• The request: Look through the data below. Show each line where the string "oborů" occurs.

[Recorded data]
--- begin ---

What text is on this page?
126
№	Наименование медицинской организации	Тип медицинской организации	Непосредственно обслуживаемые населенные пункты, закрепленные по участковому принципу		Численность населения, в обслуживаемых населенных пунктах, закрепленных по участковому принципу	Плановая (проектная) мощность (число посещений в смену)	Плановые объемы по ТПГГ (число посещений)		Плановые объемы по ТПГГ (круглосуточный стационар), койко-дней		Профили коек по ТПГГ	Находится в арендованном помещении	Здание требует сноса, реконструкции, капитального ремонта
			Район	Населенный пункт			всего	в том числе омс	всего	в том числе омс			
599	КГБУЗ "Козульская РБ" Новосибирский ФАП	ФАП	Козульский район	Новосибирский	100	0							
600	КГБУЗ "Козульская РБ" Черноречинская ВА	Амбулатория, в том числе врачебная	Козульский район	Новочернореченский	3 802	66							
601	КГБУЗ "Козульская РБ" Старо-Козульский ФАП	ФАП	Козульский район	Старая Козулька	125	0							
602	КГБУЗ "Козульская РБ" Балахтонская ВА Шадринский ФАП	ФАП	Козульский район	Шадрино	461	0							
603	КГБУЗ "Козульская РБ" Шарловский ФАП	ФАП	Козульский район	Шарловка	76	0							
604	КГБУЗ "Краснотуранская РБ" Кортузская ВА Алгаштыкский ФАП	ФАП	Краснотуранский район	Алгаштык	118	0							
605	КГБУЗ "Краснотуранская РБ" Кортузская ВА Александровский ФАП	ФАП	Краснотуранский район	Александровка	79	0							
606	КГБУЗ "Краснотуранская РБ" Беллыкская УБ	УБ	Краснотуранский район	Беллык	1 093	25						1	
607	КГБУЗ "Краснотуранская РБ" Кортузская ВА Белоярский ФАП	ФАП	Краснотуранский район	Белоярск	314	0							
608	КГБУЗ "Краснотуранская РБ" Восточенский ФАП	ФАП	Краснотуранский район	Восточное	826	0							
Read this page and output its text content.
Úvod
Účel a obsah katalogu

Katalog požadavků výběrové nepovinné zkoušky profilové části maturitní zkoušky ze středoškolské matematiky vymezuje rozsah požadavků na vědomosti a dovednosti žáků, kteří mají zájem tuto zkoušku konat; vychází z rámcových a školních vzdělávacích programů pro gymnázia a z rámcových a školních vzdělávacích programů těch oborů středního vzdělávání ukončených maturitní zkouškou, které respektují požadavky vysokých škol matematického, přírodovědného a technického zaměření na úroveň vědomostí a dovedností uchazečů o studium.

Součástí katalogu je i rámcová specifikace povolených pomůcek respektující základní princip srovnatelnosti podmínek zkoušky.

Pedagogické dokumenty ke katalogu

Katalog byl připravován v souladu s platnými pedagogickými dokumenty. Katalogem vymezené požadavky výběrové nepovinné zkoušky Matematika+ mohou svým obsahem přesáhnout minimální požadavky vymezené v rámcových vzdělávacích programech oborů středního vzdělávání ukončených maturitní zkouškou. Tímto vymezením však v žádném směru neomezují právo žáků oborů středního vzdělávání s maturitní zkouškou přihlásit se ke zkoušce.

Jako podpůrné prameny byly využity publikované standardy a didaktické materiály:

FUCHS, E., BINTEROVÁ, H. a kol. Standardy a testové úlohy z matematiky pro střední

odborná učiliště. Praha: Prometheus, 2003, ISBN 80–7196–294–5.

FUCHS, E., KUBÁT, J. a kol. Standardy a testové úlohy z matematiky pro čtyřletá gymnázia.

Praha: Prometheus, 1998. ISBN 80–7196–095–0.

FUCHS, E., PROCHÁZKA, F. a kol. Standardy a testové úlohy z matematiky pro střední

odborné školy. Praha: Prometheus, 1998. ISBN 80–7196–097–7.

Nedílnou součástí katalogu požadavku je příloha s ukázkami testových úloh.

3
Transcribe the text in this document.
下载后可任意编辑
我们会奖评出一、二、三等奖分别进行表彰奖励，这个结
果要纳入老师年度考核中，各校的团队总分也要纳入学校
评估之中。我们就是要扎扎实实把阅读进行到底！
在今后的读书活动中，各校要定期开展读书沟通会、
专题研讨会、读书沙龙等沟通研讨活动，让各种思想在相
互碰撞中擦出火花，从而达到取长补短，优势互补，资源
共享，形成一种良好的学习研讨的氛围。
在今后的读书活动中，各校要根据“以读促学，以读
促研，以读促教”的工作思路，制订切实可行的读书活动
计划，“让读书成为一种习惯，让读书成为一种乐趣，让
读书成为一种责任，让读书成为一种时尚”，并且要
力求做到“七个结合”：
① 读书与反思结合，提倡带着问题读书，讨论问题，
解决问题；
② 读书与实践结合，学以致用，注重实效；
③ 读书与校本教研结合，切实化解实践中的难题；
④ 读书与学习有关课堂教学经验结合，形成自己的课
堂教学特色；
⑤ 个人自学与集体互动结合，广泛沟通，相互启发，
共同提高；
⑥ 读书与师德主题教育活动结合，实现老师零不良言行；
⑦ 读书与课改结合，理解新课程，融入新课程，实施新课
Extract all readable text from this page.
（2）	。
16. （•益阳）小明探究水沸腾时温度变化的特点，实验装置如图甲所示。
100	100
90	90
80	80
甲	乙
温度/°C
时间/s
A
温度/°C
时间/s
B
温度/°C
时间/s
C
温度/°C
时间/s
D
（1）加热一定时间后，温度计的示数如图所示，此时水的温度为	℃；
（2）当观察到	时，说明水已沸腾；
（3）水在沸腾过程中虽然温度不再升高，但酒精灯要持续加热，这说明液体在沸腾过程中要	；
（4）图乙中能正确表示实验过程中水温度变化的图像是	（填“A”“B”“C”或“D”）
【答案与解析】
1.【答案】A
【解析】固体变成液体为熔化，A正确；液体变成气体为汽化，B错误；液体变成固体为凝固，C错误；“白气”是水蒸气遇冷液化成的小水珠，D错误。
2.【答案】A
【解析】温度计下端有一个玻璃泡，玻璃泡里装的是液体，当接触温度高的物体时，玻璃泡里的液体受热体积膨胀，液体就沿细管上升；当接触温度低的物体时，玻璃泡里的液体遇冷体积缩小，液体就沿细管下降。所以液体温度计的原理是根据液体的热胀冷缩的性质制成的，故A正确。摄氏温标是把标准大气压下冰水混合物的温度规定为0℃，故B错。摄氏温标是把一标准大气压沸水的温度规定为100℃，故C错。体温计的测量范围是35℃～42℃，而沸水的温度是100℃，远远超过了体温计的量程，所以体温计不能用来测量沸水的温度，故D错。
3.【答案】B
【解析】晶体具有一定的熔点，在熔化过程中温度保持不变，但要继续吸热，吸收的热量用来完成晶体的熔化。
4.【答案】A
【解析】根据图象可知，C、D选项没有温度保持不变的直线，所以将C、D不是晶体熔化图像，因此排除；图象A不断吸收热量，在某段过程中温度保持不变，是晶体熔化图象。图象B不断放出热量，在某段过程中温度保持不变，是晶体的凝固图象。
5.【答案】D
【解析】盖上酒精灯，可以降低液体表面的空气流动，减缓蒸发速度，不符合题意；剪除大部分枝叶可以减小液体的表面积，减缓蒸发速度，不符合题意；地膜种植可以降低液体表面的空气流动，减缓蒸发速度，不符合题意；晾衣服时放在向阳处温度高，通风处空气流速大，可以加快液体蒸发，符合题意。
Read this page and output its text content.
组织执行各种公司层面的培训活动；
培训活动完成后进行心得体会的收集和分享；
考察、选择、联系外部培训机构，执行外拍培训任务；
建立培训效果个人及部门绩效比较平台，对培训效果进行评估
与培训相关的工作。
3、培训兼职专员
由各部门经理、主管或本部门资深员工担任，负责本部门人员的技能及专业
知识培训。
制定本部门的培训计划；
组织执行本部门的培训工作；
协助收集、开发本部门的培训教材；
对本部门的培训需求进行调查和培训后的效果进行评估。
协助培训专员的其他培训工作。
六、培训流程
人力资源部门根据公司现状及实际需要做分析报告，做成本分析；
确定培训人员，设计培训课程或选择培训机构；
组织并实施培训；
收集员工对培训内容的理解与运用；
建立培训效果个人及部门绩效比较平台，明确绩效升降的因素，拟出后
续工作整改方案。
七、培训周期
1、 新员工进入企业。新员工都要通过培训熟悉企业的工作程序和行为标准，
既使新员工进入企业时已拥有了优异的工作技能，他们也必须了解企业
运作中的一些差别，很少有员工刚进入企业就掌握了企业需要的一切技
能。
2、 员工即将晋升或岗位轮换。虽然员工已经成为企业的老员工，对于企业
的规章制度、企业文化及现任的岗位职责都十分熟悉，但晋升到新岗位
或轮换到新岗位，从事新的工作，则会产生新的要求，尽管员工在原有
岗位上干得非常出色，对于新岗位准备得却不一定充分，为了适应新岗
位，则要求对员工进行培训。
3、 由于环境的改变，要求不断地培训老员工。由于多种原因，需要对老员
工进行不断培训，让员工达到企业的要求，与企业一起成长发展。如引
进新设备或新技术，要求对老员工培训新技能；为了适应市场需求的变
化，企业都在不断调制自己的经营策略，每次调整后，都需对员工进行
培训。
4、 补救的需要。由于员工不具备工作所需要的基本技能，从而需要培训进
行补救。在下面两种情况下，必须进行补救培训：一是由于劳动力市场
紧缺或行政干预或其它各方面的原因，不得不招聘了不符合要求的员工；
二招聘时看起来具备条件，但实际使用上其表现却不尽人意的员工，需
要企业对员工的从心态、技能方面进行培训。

--- end ---

• Solution to the exercise:
Katalog požadavků výběrové nepovinné zkoušky profilové části maturitní zkoušky ze středoškolské matematiky vymezuje rozsah požadavků na vědomosti a dovednosti žáků, kteří mají zájem tuto zkoušku konat; vychází z rámcových a školních vzdělávacích programů pro gymnázia a z rámcových a školních vzdělávacích programů těch oborů středního vzdělávání ukončených maturitní zkouškou, které respektují požadavky vysokých škol matematického, přírodovědného a technického zaměření na úroveň vědomostí a dovedností uchazečů o studium.
Katalog byl připravován v souladu s platnými pedagogickými dokumenty. Katalogem vymezené požadavky výběrové nepovinné zkoušky Matematika+ mohou svým obsahem přesáhnout minimální požadavky vymezené v rámcových vzdělávacích programech oborů středního vzdělávání ukončených maturitní zkouškou. Tímto vymezením však v žádném směru neomezují právo žáků oborů středního vzdělávání s maturitní zkouškou přihlásit se ke zkoušce.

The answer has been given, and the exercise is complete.